### Data excerpts
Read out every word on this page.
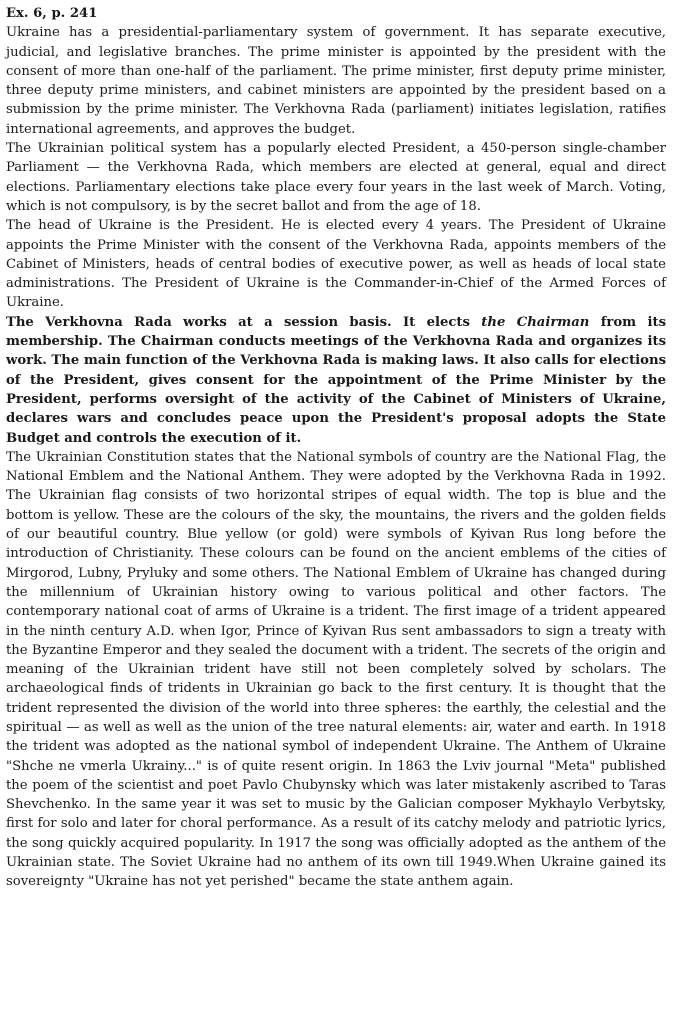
Ex. 6, p. 241

Ukraine has a presidential-parliamentary system of government. It has separate executive, judicial, and legislative branches. The prime minister is appointed by the president with the consent of more than one-half of the parliament. The prime minister, first deputy prime minister, three deputy prime ministers, and cabinet ministers are appointed by the president based on a submission by the prime minister. The Verkhovna Rada (parliament) initiates legislation, ratifies international agreements, and approves the budget.

The Ukrainian political system has a popularly elected President, a 450-person single-chamber Parliament — the Verkhovna Rada, which members are elected at general, equal and direct elections. Parliamentary elections take place every four years in the last week of March. Voting, which is not compulsory, is by the secret ballot and from the age of 18.

The head of Ukraine is the President. He is elected every 4 years. The President of Ukraine appoints the Prime Minister with the consent of the Verkhovna Rada, appoints members of the Cabinet of Ministers, heads of central bodies of executive power, as well as heads of local state administrations. The President of Ukraine is the Commander-in-Chief of the Armed Forces of Ukraine.

The Verkhovna Rada works at a session basis. It elects the Chairman from its membership. The Chairman conducts meetings of the Verkhovna Rada and organizes its work. The main function of the Verkhovna Rada is making laws. It also calls for elections of the President, gives consent for the appointment of the Prime Minister by the President, performs oversight of the activity of the Cabinet of Ministers of Ukraine, declares wars and concludes peace upon the President's proposal adopts the State Budget and controls the execution of it.

The Ukrainian Constitution states that the National symbols of country are the National Flag, the National Emblem and the National Anthem. They were adopted by the Verkhovna Rada in 1992. The Ukrainian flag consists of two horizontal stripes of equal width. The top is blue and the bottom is yellow. These are the colours of the sky, the mountains, the rivers and the golden fields of our beautiful country. Blue yellow (or gold) were symbols of Kyivan Rus long before the introduction of Christianity. These colours can be found on the ancient emblems of the cities of Mirgorod, Lubny, Pryluky and some others. The National Emblem of Ukraine has changed during the millennium of Ukrainian history owing to various political and other factors. The contemporary national coat of arms of Ukraine is a trident. The first image of a trident appeared in the ninth century A.D. when Igor, Prince of Kyivan Rus sent ambassadors to sign a treaty with the Byzantine Emperor and they sealed the document with a trident. The secrets of the origin and meaning of the Ukrainian trident have still not been completely solved by scholars. The archaeological finds of tridents in Ukrainian go back to the first century. It is thought that the trident represented the division of the world into three spheres: the earthly, the celestial and the spiritual — as well as well as the union of the tree natural elements: air, water and earth. In 1918 the trident was adopted as the national symbol of independent Ukraine. The Anthem of Ukraine "Shche ne vmerla Ukrainy..." is of quite resent origin. In 1863 the Lviv journal "Meta" published the poem of the scientist and poet Pavlo Chubynsky which was later mistakenly ascribed to Taras Shevchenko. In the same year it was set to music by the Galician composer Mykhaylo Verbytsky, first for solo and later for choral performance. As a result of its catchy melody and patriotic lyrics, the song quickly acquired popularity. In 1917 the song was officially adopted as the anthem of the Ukrainian state. The Soviet Ukraine had no anthem of its own till 1949.When Ukraine gained its sovereignty "Ukraine has not yet perished" became the state anthem again.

### The request
Identify the lines above with the word "system". Copy them.

### Output for this exercise
Ukraine has a presidential-parliamentary system of government. It has separate executive, judicial, and legislative branches. The prime minister is appointed by the president with the consent of more than one-half of the parliament. The prime minister, first deputy prime minister, three deputy prime ministers, and cabinet ministers are appointed by the president based on a submission by the prime minister. The Verkhovna Rada (parliament) initiates legislation, ratifies international agreements, and approves the budget.
The Ukrainian political system has a popularly elected President, a 450-person single-chamber Parliament — the Verkhovna Rada, which members are elected at general, equal and direct elections. Parliamentary elections take place every four years in the last week of March. Voting, which is not compulsory, is by the secret ballot and from the age of 18.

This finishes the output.